What follows is a block of records; reproduce all of it verbatim.

++++ SOURCE RECORDS ++++

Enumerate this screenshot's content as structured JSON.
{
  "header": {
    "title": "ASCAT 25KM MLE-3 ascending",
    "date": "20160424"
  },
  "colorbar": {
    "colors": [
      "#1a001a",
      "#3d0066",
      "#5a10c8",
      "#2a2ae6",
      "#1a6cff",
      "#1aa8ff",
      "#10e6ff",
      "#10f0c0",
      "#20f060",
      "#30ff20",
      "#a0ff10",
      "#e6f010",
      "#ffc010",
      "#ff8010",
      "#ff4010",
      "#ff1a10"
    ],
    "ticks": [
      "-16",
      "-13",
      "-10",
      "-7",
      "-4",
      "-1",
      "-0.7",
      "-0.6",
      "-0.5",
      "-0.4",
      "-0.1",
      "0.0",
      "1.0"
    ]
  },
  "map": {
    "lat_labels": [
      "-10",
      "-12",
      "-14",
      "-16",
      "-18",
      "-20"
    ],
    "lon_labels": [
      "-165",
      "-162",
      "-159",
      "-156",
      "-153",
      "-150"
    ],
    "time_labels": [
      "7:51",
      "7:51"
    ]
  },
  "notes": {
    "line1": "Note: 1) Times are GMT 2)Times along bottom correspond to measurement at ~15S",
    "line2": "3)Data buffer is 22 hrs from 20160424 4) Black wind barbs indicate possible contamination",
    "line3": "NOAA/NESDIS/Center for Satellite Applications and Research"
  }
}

++++

## RESULT OF THE TASK
Enumerate this screenshot's content as structured JSON.
{
  "header": {
    "title": "ASCAT 25KM MLE-3 ascending",
    "date": "20160424"
  },
  "colorbar": {
    "colors": [
      "#1a001a",
      "#3d0066",
      "#5a10c8",
      "#2a2ae6",
      "#1a6cff",
      "#1aa8ff",
      "#10e6ff",
      "#10f0c0",
      "#20f060",
      "#30ff20",
      "#a0ff10",
      "#e6f010",
      "#ffc010",
      "#ff8010",
      "#ff4010",
      "#ff1a10"
    ],
    "ticks": [
      "-16",
      "-13",
      "-10",
      "-7",
      "-4",
      "-1",
      "-0.7",
      "-0.6",
      "-0.5",
      "-0.4",
      "-0.1",
      "0.0",
      "1.0"
    ]
  },
  "map": {
    "lat_labels": [
      "-10",
      "-12",
      "-14",
      "-16",
      "-18",
      "-20"
    ],
    "lon_labels": [
      "-165",
      "-162",
      "-159",
      "-156",
      "-153",
      "-150"
    ],
    "time_labels": [
      "7:51",
      "7:51"
    ]
  },
  "notes": {
    "line1": "Note: 1) Times are GMT 2)Times along bottom correspond to measurement at ~15S",
    "line2": "3)Data buffer is 22 hrs from 20160424 4) Black wind barbs indicate possible contamination",
    "line3": "NOAA/NESDIS/Center for Satellite Applications and Research"
  }
}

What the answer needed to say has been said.